→ **Brief**: Locate every line in the records below that contains the word "国家公務員制度", and copy each one.

→ **Given records**:
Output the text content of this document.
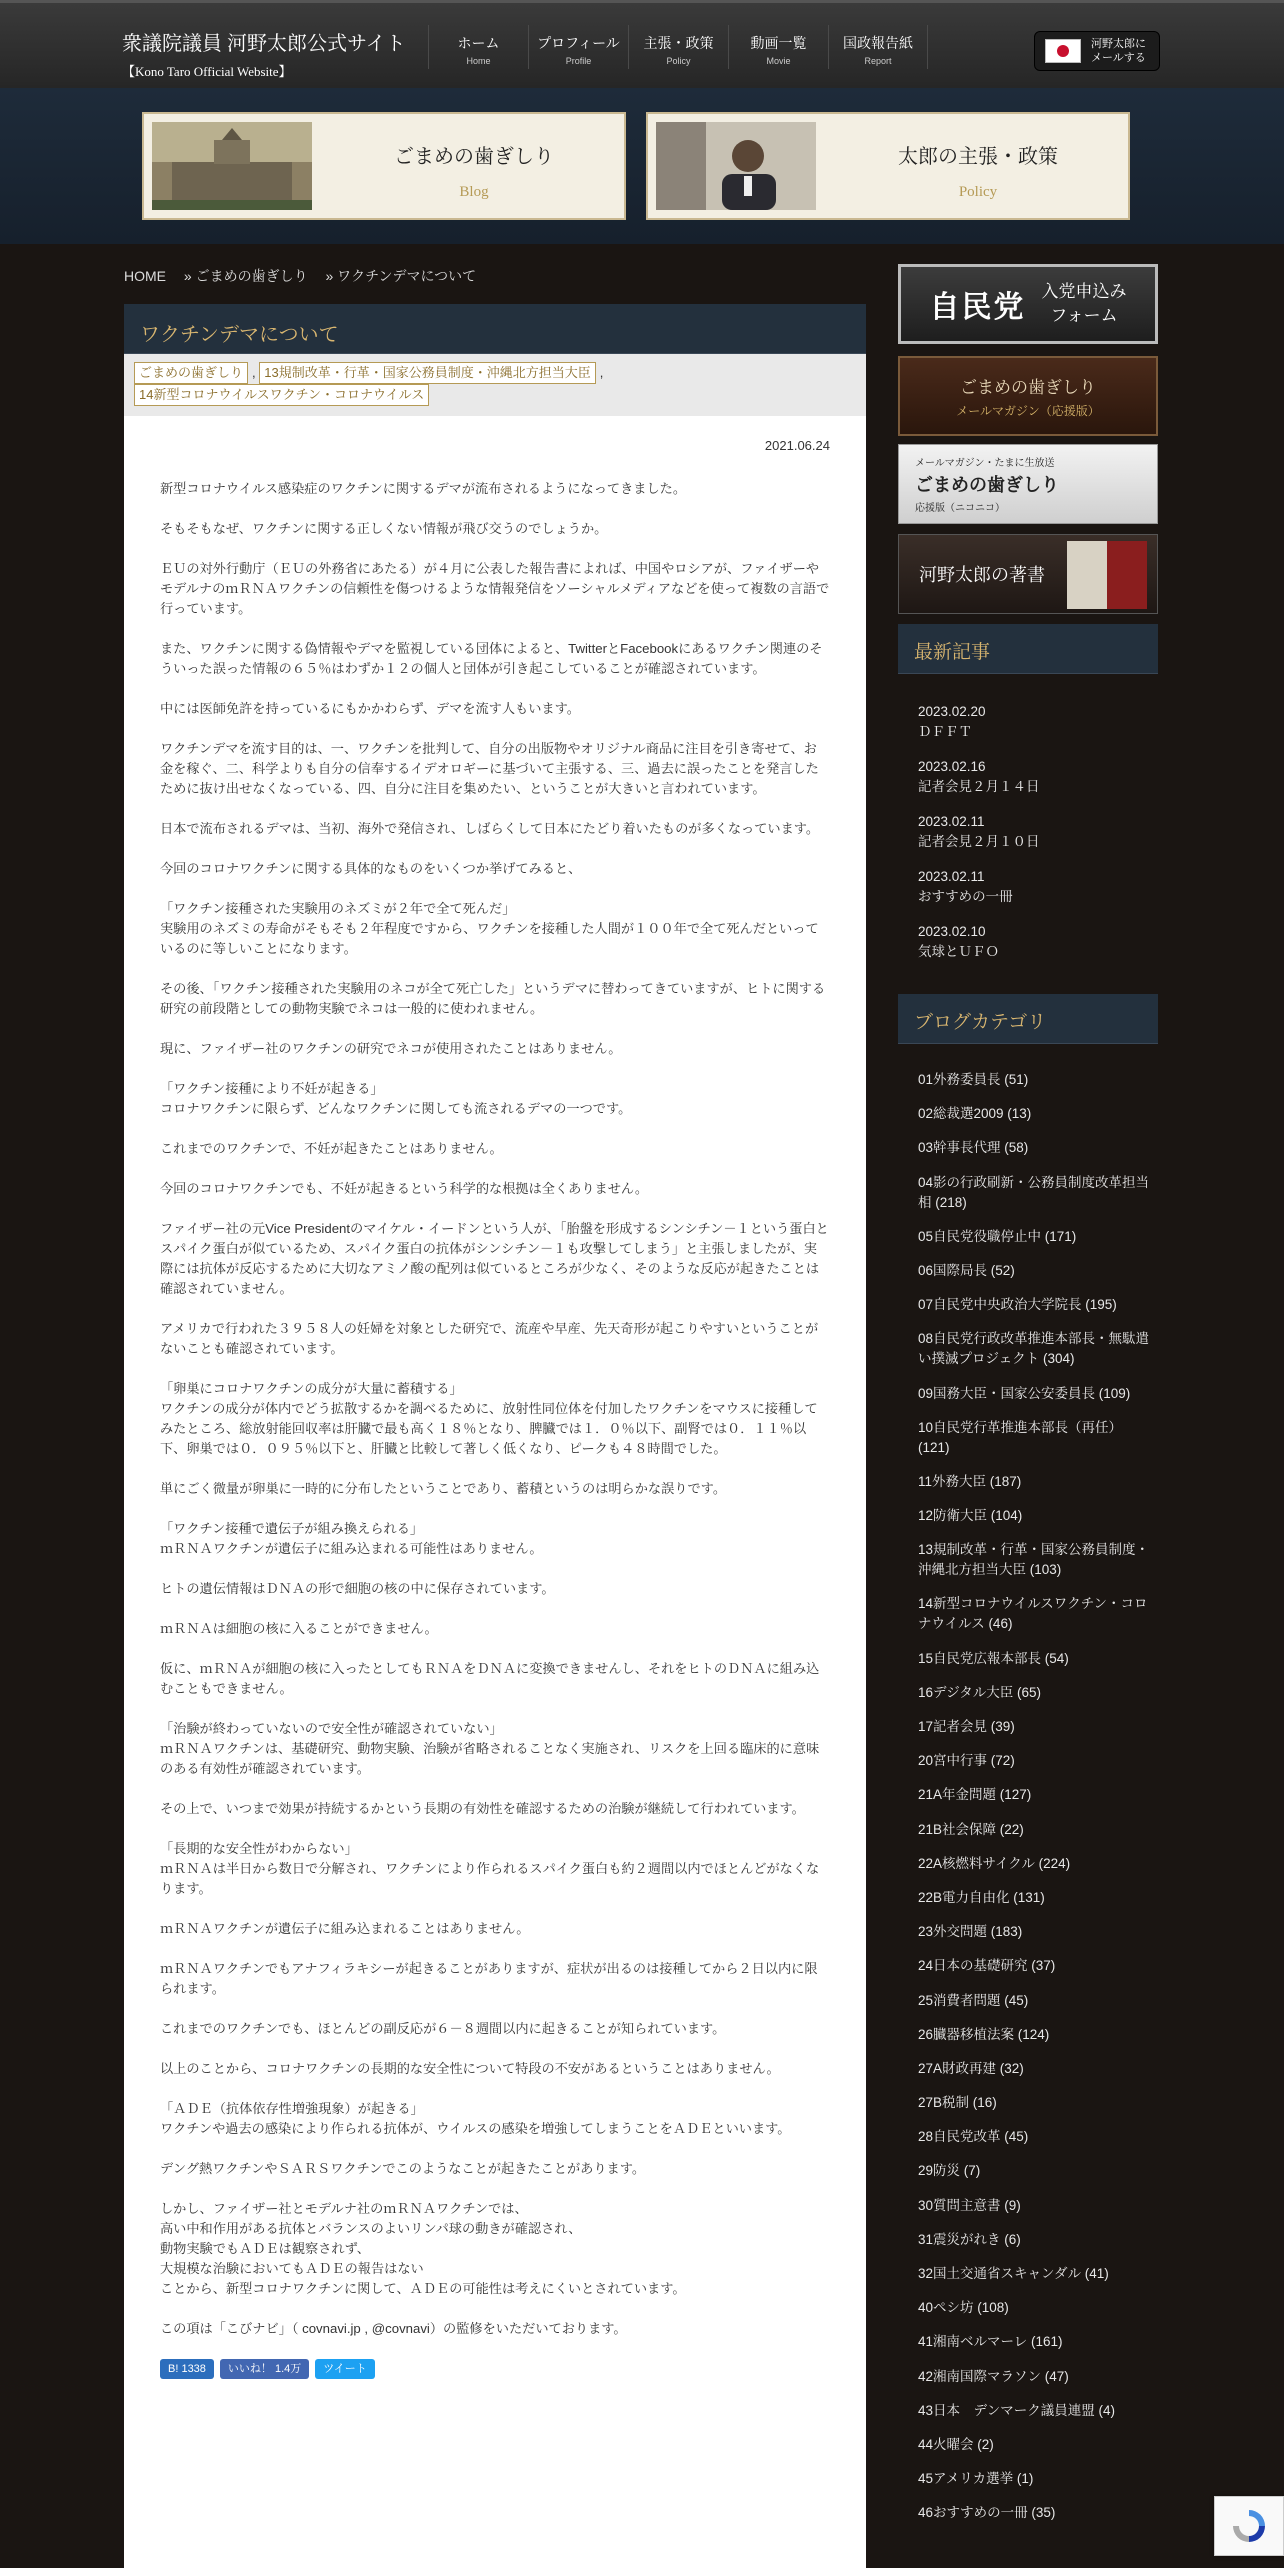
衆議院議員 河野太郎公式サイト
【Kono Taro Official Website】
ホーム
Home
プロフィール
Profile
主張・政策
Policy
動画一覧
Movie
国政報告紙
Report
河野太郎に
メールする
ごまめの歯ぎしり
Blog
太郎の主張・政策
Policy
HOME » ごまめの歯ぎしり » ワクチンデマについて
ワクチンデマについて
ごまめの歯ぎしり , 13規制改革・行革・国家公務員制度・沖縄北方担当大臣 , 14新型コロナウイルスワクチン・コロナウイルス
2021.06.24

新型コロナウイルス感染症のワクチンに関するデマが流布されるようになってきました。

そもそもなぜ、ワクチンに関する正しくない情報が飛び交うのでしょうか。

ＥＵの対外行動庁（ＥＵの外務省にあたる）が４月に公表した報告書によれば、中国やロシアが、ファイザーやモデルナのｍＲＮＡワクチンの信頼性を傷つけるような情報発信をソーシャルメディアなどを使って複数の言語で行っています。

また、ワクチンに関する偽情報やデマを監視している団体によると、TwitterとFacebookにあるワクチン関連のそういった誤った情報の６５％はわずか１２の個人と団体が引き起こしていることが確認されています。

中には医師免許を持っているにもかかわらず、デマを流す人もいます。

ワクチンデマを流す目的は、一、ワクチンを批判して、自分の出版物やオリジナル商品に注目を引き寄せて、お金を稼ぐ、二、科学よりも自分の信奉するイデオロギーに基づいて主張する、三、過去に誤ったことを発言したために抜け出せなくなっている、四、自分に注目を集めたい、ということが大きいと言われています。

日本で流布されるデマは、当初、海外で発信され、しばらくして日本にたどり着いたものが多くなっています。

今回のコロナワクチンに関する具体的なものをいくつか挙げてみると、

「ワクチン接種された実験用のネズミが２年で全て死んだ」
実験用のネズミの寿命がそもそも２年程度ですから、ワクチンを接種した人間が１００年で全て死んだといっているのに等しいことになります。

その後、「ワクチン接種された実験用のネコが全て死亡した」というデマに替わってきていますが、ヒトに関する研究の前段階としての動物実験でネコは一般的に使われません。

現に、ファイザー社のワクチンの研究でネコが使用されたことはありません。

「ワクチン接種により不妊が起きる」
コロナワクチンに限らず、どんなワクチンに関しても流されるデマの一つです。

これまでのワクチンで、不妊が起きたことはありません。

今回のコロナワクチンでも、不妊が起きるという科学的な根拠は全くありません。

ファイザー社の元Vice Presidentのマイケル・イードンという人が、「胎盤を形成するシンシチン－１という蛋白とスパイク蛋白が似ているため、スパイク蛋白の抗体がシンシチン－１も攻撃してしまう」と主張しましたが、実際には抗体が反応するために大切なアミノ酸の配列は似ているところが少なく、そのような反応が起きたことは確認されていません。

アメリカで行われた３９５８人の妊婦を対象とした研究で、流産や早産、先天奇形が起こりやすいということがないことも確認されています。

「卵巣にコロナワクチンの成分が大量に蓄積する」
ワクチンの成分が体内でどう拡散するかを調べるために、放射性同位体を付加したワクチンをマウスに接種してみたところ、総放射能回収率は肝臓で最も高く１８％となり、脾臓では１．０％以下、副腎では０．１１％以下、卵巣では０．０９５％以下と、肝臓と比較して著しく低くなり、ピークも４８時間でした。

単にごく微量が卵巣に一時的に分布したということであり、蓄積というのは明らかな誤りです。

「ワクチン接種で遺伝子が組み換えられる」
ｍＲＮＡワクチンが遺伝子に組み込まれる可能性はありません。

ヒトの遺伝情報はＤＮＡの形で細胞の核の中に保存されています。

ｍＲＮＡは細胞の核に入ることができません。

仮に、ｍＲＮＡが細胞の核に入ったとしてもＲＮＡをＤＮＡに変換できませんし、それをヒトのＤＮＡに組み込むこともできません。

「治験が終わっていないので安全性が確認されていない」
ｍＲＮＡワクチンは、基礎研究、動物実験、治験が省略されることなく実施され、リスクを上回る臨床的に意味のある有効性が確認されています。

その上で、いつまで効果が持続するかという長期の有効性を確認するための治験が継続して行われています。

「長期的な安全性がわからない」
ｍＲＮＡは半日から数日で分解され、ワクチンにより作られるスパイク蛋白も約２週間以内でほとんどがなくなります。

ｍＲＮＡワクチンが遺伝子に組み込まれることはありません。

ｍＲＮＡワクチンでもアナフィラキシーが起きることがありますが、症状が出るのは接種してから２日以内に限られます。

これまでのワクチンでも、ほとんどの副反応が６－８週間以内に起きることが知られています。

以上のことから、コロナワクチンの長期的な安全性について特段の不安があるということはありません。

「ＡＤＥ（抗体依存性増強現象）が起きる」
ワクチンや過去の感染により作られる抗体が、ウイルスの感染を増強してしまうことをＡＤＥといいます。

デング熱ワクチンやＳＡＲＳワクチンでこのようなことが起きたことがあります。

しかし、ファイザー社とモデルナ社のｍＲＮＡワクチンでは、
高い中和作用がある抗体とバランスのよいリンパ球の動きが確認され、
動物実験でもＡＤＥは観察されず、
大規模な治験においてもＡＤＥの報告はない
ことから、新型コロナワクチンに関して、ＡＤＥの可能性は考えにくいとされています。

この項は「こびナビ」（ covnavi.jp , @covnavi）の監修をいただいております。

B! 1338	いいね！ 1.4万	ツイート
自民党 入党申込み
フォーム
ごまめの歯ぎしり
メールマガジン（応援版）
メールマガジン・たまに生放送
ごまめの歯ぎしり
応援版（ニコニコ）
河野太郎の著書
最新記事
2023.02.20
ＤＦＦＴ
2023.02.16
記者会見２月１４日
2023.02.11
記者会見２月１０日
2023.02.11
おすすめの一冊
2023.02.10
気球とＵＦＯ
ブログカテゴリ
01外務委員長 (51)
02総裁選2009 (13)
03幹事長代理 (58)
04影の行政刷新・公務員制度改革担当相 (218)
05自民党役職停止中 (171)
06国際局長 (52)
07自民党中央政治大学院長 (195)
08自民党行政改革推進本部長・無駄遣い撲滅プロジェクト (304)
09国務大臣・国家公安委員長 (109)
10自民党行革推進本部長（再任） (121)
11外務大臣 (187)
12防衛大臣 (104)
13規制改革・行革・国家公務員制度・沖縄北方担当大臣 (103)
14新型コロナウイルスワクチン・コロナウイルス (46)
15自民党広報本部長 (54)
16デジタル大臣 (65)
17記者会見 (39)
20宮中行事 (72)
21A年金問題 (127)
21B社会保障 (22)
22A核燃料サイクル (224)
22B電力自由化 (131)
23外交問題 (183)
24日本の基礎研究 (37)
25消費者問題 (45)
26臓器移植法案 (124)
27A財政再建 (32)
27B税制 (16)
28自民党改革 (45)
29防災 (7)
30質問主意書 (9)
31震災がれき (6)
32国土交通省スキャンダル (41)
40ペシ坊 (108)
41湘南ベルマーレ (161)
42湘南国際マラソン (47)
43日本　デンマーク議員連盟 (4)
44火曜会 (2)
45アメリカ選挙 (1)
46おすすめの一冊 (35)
--
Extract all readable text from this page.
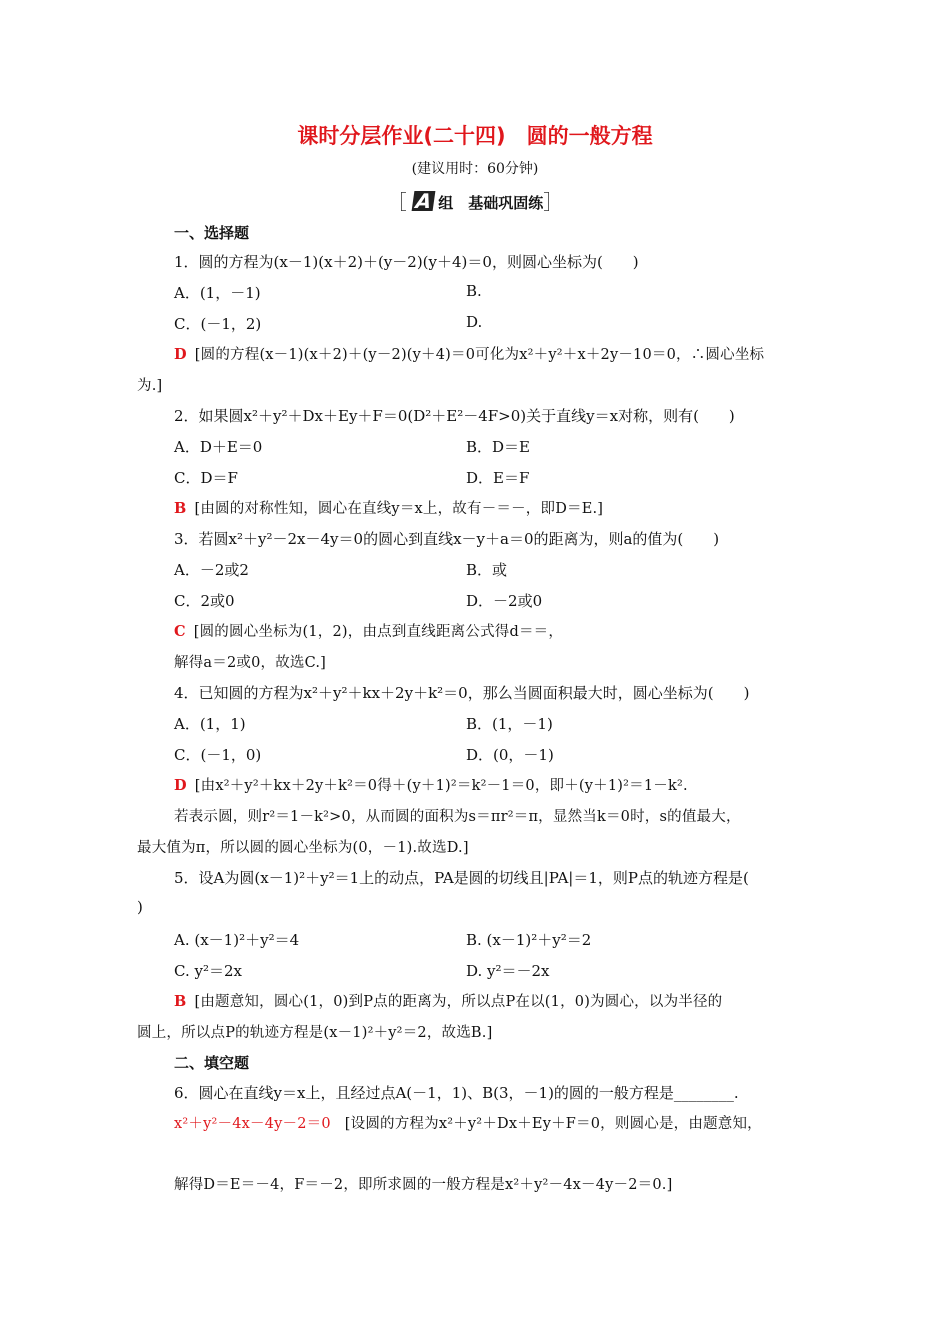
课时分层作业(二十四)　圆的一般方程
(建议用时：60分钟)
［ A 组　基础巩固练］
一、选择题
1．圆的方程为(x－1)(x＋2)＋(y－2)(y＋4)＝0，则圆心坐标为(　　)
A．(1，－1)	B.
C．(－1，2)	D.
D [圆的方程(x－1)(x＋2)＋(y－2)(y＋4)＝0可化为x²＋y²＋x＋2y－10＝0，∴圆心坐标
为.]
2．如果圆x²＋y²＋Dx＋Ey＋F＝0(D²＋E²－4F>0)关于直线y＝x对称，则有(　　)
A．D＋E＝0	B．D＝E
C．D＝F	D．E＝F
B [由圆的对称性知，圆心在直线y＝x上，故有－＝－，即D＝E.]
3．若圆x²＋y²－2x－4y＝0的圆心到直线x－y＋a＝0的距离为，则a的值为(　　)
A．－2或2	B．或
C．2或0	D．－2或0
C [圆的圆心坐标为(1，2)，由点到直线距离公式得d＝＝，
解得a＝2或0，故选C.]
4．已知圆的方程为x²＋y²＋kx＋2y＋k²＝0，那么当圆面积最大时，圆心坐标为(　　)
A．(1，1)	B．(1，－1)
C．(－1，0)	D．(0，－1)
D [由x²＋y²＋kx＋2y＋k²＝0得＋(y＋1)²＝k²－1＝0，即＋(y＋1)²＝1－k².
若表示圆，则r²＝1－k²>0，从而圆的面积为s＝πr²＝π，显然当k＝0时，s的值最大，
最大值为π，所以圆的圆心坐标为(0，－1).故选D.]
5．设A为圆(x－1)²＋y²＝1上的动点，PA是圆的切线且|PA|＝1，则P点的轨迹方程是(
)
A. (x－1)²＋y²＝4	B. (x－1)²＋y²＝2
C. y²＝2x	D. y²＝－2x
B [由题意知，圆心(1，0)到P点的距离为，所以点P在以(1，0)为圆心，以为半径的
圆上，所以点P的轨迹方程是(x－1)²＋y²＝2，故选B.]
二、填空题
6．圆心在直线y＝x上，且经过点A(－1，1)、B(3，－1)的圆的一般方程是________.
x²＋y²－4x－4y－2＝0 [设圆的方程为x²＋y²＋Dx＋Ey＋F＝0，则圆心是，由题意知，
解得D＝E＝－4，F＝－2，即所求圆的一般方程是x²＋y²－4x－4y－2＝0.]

→ **Solved problem**:
ごまめの歯ぎしり , 13規制改革・行革・国家公務員制度・沖縄北方担当大臣 , 14新型コロナウイルスワクチン・コロナウイルス
13規制改革・行革・国家公務員制度・沖縄北方担当大臣 (103)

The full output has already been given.